◆ Given task ◆
Repeat, exactly and in full, the lines of the listing below, but without any pictures.

◆ Input records ◆
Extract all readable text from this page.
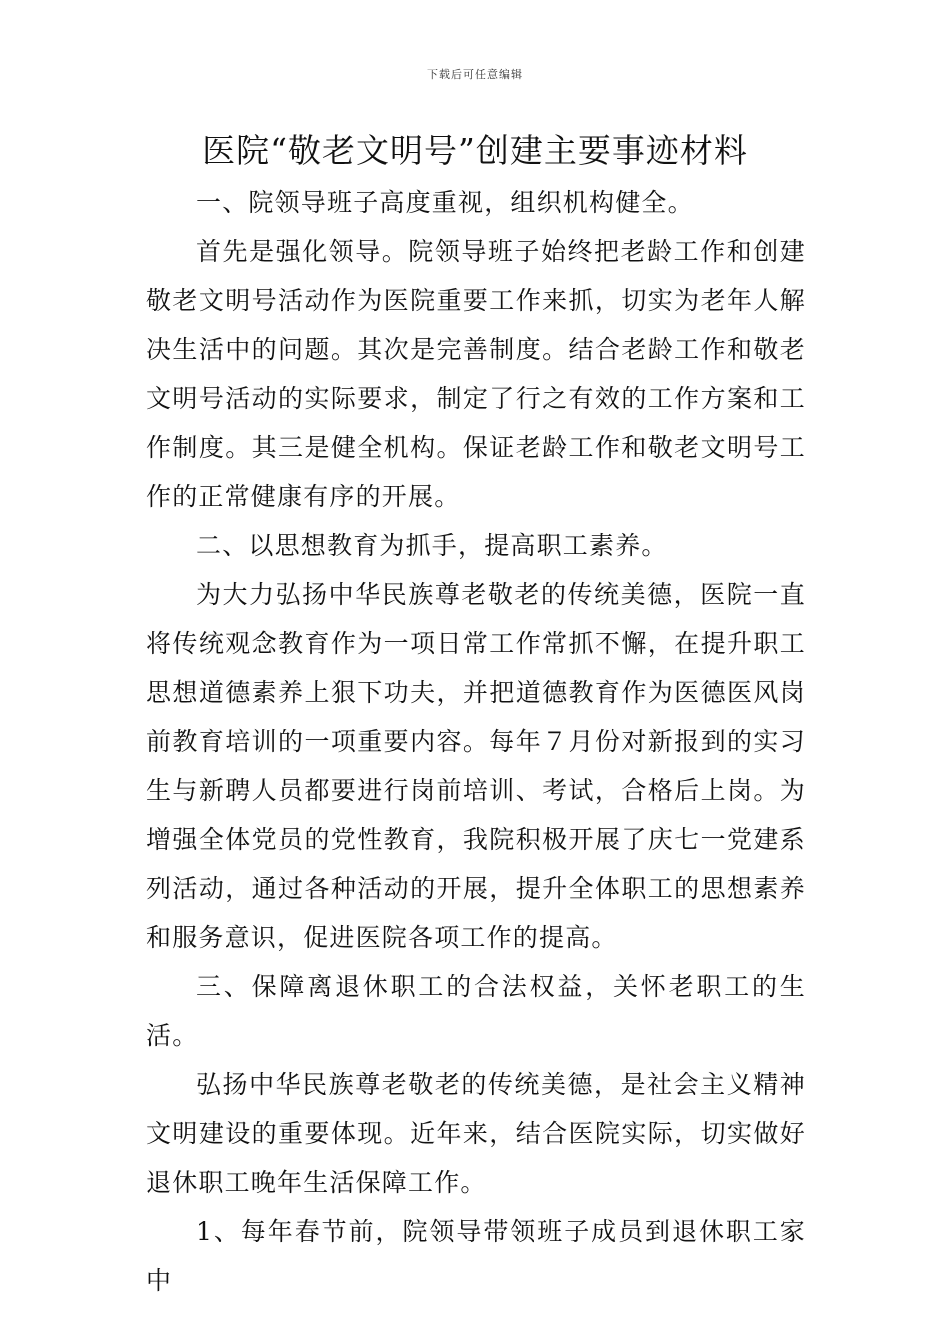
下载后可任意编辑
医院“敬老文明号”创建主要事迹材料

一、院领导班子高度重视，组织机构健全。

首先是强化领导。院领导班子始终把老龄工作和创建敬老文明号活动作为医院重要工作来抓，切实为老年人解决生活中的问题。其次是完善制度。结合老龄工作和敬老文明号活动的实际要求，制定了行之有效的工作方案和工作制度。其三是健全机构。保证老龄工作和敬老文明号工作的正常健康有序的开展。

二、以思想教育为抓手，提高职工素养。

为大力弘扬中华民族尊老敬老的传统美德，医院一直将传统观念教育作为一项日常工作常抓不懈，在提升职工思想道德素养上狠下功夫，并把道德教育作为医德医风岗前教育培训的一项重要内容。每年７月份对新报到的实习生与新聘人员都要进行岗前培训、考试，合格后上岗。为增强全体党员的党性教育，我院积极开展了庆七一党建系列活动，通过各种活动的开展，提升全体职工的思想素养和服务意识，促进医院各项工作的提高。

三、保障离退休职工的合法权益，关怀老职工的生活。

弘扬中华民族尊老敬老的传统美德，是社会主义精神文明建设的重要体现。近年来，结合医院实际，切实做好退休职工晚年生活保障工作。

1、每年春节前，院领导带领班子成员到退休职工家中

◆ Answer to this exercise ◆
Extract all readable text from this page.
下载后可任意编辑
医院“敬老文明号”创建主要事迹材料

一、院领导班子高度重视，组织机构健全。

首先是强化领导。院领导班子始终把老龄工作和创建敬老文明号活动作为医院重要工作来抓，切实为老年人解决生活中的问题。其次是完善制度。结合老龄工作和敬老文明号活动的实际要求，制定了行之有效的工作方案和工作制度。其三是健全机构。保证老龄工作和敬老文明号工作的正常健康有序的开展。

二、以思想教育为抓手，提高职工素养。

为大力弘扬中华民族尊老敬老的传统美德，医院一直将传统观念教育作为一项日常工作常抓不懈，在提升职工思想道德素养上狠下功夫，并把道德教育作为医德医风岗前教育培训的一项重要内容。每年７月份对新报到的实习生与新聘人员都要进行岗前培训、考试，合格后上岗。为增强全体党员的党性教育，我院积极开展了庆七一党建系列活动，通过各种活动的开展，提升全体职工的思想素养和服务意识，促进医院各项工作的提高。

三、保障离退休职工的合法权益，关怀老职工的生活。

弘扬中华民族尊老敬老的传统美德，是社会主义精神文明建设的重要体现。近年来，结合医院实际，切实做好退休职工晚年生活保障工作。

1、每年春节前，院领导带领班子成员到退休职工家中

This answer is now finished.